> SHORT TASK: Scan the entries for the string "including" and give the number of lines that have it, nothing further.

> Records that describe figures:
--- begin ---
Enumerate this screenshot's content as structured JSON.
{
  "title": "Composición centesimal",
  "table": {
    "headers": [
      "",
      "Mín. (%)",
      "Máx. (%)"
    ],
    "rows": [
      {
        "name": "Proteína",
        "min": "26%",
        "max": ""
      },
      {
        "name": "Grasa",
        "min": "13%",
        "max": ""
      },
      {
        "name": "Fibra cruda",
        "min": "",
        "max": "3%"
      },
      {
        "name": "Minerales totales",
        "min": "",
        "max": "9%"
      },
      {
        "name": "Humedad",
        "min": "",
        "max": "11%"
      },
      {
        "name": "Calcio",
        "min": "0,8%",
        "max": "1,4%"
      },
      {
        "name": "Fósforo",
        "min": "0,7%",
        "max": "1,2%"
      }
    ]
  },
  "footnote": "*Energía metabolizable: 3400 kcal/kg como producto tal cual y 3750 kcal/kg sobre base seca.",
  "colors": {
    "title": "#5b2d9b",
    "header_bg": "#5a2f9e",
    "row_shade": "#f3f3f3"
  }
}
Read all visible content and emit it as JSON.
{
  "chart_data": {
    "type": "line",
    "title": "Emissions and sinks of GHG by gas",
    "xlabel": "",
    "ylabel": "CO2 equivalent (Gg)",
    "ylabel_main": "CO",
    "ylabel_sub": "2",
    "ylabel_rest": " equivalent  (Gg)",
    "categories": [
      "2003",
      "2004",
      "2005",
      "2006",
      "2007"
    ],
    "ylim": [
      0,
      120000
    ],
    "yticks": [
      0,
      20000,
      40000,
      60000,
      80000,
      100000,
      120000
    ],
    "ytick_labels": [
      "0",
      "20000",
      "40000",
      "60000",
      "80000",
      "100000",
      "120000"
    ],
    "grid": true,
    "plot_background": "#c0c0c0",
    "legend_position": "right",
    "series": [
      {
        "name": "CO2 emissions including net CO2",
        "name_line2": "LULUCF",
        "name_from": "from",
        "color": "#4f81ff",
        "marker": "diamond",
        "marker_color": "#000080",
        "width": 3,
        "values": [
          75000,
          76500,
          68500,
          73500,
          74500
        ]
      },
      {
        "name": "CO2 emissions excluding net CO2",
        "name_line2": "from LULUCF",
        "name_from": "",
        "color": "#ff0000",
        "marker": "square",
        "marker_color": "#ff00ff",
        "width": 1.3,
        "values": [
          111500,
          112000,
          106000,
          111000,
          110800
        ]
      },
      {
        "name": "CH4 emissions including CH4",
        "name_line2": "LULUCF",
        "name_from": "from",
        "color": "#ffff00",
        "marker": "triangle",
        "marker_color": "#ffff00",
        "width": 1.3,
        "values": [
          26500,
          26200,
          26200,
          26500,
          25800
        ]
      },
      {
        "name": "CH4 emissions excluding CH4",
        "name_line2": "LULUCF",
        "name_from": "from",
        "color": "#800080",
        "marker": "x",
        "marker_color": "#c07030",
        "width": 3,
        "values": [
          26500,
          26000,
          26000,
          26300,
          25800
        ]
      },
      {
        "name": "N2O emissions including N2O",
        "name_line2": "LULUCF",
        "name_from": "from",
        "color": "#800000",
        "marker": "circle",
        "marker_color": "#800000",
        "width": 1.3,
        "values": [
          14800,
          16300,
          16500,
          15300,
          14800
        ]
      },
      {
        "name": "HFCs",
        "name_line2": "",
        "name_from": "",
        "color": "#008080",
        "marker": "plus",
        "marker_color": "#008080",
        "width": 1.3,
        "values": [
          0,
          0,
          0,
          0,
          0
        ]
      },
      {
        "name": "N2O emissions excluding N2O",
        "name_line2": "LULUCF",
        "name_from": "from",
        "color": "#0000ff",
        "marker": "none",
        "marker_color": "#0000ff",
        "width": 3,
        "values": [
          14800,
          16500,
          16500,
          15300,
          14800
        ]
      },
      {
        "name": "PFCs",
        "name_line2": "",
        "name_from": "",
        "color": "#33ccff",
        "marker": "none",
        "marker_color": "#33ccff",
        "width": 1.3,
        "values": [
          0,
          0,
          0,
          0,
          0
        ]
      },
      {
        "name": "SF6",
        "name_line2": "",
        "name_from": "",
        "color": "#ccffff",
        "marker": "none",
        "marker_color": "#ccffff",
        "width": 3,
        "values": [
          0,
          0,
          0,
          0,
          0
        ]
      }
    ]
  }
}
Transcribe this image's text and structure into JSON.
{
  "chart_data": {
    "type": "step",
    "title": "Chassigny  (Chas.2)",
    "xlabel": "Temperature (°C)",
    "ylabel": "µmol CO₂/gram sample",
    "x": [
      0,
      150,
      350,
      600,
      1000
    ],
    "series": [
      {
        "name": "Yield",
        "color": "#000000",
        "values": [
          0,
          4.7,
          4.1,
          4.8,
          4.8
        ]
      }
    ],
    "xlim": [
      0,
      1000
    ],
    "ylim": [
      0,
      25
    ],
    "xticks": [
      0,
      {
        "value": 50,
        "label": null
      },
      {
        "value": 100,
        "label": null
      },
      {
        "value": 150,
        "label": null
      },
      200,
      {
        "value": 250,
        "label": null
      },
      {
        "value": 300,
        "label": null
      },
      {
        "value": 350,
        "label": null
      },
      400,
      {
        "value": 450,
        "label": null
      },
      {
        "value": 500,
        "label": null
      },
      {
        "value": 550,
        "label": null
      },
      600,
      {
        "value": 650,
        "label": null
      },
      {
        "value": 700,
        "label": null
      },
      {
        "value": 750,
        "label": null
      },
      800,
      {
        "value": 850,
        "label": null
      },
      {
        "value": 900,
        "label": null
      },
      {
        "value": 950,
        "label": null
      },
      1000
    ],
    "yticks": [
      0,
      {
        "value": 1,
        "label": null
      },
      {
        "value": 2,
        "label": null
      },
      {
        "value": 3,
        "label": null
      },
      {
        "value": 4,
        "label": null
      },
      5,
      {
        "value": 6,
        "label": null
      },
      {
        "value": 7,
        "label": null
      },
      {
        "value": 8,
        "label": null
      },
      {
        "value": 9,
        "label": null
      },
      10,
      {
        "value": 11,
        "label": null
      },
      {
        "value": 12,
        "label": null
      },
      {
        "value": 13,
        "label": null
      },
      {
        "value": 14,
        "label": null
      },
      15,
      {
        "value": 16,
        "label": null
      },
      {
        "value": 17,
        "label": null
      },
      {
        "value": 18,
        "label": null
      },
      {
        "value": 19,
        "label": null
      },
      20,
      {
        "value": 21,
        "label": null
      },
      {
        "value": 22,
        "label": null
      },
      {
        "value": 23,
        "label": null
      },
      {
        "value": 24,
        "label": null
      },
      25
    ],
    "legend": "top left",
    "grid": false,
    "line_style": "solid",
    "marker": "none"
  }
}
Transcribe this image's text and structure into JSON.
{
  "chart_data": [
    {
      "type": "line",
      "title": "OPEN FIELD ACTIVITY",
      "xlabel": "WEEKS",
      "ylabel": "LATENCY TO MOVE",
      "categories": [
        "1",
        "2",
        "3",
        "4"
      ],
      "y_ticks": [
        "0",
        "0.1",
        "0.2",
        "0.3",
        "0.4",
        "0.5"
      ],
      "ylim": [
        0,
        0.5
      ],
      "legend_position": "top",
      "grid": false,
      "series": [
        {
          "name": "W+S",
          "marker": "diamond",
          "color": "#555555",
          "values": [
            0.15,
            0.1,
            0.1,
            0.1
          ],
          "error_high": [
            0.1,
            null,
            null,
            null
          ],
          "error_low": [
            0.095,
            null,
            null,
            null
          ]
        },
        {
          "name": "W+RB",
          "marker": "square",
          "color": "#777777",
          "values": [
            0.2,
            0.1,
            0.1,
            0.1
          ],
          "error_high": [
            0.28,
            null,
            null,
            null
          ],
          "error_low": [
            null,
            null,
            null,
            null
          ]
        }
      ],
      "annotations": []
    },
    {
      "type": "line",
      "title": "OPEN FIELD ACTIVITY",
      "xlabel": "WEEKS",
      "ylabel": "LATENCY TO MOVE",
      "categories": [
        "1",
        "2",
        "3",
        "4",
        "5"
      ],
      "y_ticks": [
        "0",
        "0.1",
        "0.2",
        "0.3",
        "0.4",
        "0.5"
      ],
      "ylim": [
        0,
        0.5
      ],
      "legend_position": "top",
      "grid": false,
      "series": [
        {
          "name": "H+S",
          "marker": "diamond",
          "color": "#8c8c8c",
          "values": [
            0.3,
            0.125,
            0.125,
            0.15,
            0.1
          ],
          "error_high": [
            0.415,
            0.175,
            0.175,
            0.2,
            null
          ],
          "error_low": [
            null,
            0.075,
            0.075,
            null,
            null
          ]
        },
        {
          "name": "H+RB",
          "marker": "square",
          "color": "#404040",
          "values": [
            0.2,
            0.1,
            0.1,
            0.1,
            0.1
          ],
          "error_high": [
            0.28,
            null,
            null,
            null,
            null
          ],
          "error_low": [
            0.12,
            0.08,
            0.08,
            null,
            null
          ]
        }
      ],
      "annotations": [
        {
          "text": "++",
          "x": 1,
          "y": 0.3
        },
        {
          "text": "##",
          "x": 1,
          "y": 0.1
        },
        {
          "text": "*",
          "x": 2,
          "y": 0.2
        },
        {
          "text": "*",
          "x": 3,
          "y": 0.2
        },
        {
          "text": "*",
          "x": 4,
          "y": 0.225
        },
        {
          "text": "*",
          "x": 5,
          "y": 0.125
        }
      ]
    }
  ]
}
--- end ---
> PROBLEM SOLUTION: 3